Request
Type the records out again in full, exactly.

Records for the task
....

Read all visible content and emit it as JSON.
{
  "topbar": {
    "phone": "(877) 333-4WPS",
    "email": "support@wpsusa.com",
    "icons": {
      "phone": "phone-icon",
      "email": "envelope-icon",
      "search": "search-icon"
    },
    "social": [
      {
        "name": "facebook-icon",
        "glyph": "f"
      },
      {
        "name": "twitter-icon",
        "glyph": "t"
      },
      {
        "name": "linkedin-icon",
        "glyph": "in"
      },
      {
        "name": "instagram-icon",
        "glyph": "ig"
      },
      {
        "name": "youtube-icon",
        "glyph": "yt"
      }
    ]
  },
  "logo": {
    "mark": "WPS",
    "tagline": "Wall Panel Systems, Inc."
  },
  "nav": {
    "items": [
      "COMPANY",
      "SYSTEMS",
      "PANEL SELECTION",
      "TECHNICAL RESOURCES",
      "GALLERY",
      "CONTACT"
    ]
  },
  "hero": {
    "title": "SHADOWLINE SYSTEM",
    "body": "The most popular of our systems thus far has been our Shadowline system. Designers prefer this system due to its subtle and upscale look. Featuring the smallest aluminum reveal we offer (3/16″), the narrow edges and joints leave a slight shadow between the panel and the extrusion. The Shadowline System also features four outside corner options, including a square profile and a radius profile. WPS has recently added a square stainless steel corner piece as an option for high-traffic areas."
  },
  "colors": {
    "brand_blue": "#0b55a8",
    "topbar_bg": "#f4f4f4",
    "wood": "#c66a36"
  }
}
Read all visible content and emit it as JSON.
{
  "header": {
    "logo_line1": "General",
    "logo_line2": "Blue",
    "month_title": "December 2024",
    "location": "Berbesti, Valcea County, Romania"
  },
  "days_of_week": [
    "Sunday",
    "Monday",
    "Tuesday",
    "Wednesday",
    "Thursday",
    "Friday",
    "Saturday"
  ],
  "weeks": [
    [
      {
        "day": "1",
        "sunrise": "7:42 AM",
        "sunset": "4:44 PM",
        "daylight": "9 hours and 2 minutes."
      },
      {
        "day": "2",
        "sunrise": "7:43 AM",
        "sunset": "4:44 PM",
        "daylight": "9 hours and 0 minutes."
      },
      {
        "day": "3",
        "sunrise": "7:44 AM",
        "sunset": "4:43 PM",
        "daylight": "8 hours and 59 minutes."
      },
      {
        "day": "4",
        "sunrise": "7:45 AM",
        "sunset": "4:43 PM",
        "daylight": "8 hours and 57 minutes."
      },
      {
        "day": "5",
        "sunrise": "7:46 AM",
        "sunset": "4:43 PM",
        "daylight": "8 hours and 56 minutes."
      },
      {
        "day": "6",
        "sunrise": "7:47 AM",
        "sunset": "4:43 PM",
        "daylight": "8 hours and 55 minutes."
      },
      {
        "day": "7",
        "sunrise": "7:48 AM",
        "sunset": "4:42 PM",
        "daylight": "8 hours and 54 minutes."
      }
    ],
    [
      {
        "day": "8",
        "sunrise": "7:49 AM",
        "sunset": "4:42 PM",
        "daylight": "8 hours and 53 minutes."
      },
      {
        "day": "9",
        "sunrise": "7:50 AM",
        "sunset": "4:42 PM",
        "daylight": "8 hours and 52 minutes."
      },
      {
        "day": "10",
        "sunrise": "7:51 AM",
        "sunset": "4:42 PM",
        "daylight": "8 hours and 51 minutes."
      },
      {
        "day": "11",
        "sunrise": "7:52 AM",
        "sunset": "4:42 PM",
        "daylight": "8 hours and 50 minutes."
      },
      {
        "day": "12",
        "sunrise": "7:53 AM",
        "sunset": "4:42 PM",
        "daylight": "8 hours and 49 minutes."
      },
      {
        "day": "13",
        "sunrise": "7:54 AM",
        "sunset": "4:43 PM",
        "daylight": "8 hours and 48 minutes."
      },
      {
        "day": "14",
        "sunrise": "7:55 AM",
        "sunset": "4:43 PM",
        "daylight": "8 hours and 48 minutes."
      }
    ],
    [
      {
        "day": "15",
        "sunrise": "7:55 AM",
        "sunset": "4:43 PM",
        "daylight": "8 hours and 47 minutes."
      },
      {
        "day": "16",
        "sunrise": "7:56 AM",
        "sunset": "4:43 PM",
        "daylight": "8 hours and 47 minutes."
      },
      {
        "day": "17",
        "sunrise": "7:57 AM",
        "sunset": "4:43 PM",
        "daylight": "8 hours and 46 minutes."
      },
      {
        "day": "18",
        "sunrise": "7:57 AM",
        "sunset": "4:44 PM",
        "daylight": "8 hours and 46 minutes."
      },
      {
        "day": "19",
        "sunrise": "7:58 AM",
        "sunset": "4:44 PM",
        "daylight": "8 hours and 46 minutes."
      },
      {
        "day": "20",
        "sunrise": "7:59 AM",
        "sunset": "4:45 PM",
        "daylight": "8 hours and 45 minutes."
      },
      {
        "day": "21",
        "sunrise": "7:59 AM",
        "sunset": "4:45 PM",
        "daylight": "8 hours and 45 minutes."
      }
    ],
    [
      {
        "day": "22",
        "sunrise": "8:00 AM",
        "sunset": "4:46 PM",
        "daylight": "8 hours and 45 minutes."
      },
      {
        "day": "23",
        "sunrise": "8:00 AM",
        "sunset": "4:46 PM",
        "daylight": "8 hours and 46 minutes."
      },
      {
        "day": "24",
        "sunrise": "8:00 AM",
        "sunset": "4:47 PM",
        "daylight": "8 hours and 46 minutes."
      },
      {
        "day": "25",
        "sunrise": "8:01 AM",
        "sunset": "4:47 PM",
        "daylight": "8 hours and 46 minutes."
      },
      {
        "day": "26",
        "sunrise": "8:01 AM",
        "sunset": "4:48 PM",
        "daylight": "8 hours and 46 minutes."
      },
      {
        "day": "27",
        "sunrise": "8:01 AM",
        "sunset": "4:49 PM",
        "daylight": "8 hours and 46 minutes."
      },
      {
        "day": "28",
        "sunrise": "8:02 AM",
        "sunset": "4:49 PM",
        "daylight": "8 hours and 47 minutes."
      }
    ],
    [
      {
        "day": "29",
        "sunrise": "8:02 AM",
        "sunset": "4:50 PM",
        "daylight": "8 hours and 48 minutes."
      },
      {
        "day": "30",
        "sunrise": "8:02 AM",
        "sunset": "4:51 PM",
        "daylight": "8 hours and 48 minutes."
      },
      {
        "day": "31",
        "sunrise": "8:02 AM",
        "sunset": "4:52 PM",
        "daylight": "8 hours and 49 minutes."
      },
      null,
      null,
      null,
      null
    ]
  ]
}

....

Solution for this task
Read all visible content and emit it as JSON.
{
  "topbar": {
    "phone": "(877) 333-4WPS",
    "email": "support@wpsusa.com",
    "icons": {
      "phone": "phone-icon",
      "email": "envelope-icon",
      "search": "search-icon"
    },
    "social": [
      {
        "name": "facebook-icon",
        "glyph": "f"
      },
      {
        "name": "twitter-icon",
        "glyph": "t"
      },
      {
        "name": "linkedin-icon",
        "glyph": "in"
      },
      {
        "name": "instagram-icon",
        "glyph": "ig"
      },
      {
        "name": "youtube-icon",
        "glyph": "yt"
      }
    ]
  },
  "logo": {
    "mark": "WPS",
    "tagline": "Wall Panel Systems, Inc."
  },
  "nav": {
    "items": [
      "COMPANY",
      "SYSTEMS",
      "PANEL SELECTION",
      "TECHNICAL RESOURCES",
      "GALLERY",
      "CONTACT"
    ]
  },
  "hero": {
    "title": "SHADOWLINE SYSTEM",
    "body": "The most popular of our systems thus far has been our Shadowline system. Designers prefer this system due to its subtle and upscale look. Featuring the smallest aluminum reveal we offer (3/16″), the narrow edges and joints leave a slight shadow between the panel and the extrusion. The Shadowline System also features four outside corner options, including a square profile and a radius profile. WPS has recently added a square stainless steel corner piece as an option for high-traffic areas."
  },
  "colors": {
    "brand_blue": "#0b55a8",
    "topbar_bg": "#f4f4f4",
    "wood": "#c66a36"
  }
}
Read all visible content and emit it as JSON.
{
  "header": {
    "logo_line1": "General",
    "logo_line2": "Blue",
    "month_title": "December 2024",
    "location": "Berbesti, Valcea County, Romania"
  },
  "days_of_week": [
    "Sunday",
    "Monday",
    "Tuesday",
    "Wednesday",
    "Thursday",
    "Friday",
    "Saturday"
  ],
  "weeks": [
    [
      {
        "day": "1",
        "sunrise": "7:42 AM",
        "sunset": "4:44 PM",
        "daylight": "9 hours and 2 minutes."
      },
      {
        "day": "2",
        "sunrise": "7:43 AM",
        "sunset": "4:44 PM",
        "daylight": "9 hours and 0 minutes."
      },
      {
        "day": "3",
        "sunrise": "7:44 AM",
        "sunset": "4:43 PM",
        "daylight": "8 hours and 59 minutes."
      },
      {
        "day": "4",
        "sunrise": "7:45 AM",
        "sunset": "4:43 PM",
        "daylight": "8 hours and 57 minutes."
      },
      {
        "day": "5",
        "sunrise": "7:46 AM",
        "sunset": "4:43 PM",
        "daylight": "8 hours and 56 minutes."
      },
      {
        "day": "6",
        "sunrise": "7:47 AM",
        "sunset": "4:43 PM",
        "daylight": "8 hours and 55 minutes."
      },
      {
        "day": "7",
        "sunrise": "7:48 AM",
        "sunset": "4:42 PM",
        "daylight": "8 hours and 54 minutes."
      }
    ],
    [
      {
        "day": "8",
        "sunrise": "7:49 AM",
        "sunset": "4:42 PM",
        "daylight": "8 hours and 53 minutes."
      },
      {
        "day": "9",
        "sunrise": "7:50 AM",
        "sunset": "4:42 PM",
        "daylight": "8 hours and 52 minutes."
      },
      {
        "day": "10",
        "sunrise": "7:51 AM",
        "sunset": "4:42 PM",
        "daylight": "8 hours and 51 minutes."
      },
      {
        "day": "11",
        "sunrise": "7:52 AM",
        "sunset": "4:42 PM",
        "daylight": "8 hours and 50 minutes."
      },
      {
        "day": "12",
        "sunrise": "7:53 AM",
        "sunset": "4:42 PM",
        "daylight": "8 hours and 49 minutes."
      },
      {
        "day": "13",
        "sunrise": "7:54 AM",
        "sunset": "4:43 PM",
        "daylight": "8 hours and 48 minutes."
      },
      {
        "day": "14",
        "sunrise": "7:55 AM",
        "sunset": "4:43 PM",
        "daylight": "8 hours and 48 minutes."
      }
    ],
    [
      {
        "day": "15",
        "sunrise": "7:55 AM",
        "sunset": "4:43 PM",
        "daylight": "8 hours and 47 minutes."
      },
      {
        "day": "16",
        "sunrise": "7:56 AM",
        "sunset": "4:43 PM",
        "daylight": "8 hours and 47 minutes."
      },
      {
        "day": "17",
        "sunrise": "7:57 AM",
        "sunset": "4:43 PM",
        "daylight": "8 hours and 46 minutes."
      },
      {
        "day": "18",
        "sunrise": "7:57 AM",
        "sunset": "4:44 PM",
        "daylight": "8 hours and 46 minutes."
      },
      {
        "day": "19",
        "sunrise": "7:58 AM",
        "sunset": "4:44 PM",
        "daylight": "8 hours and 46 minutes."
      },
      {
        "day": "20",
        "sunrise": "7:59 AM",
        "sunset": "4:45 PM",
        "daylight": "8 hours and 45 minutes."
      },
      {
        "day": "21",
        "sunrise": "7:59 AM",
        "sunset": "4:45 PM",
        "daylight": "8 hours and 45 minutes."
      }
    ],
    [
      {
        "day": "22",
        "sunrise": "8:00 AM",
        "sunset": "4:46 PM",
        "daylight": "8 hours and 45 minutes."
      },
      {
        "day": "23",
        "sunrise": "8:00 AM",
        "sunset": "4:46 PM",
        "daylight": "8 hours and 46 minutes."
      },
      {
        "day": "24",
        "sunrise": "8:00 AM",
        "sunset": "4:47 PM",
        "daylight": "8 hours and 46 minutes."
      },
      {
        "day": "25",
        "sunrise": "8:01 AM",
        "sunset": "4:47 PM",
        "daylight": "8 hours and 46 minutes."
      },
      {
        "day": "26",
        "sunrise": "8:01 AM",
        "sunset": "4:48 PM",
        "daylight": "8 hours and 46 minutes."
      },
      {
        "day": "27",
        "sunrise": "8:01 AM",
        "sunset": "4:49 PM",
        "daylight": "8 hours and 46 minutes."
      },
      {
        "day": "28",
        "sunrise": "8:02 AM",
        "sunset": "4:49 PM",
        "daylight": "8 hours and 47 minutes."
      }
    ],
    [
      {
        "day": "29",
        "sunrise": "8:02 AM",
        "sunset": "4:50 PM",
        "daylight": "8 hours and 48 minutes."
      },
      {
        "day": "30",
        "sunrise": "8:02 AM",
        "sunset": "4:51 PM",
        "daylight": "8 hours and 48 minutes."
      },
      {
        "day": "31",
        "sunrise": "8:02 AM",
        "sunset": "4:52 PM",
        "daylight": "8 hours and 49 minutes."
      },
      null,
      null,
      null,
      null
    ]
  ]
}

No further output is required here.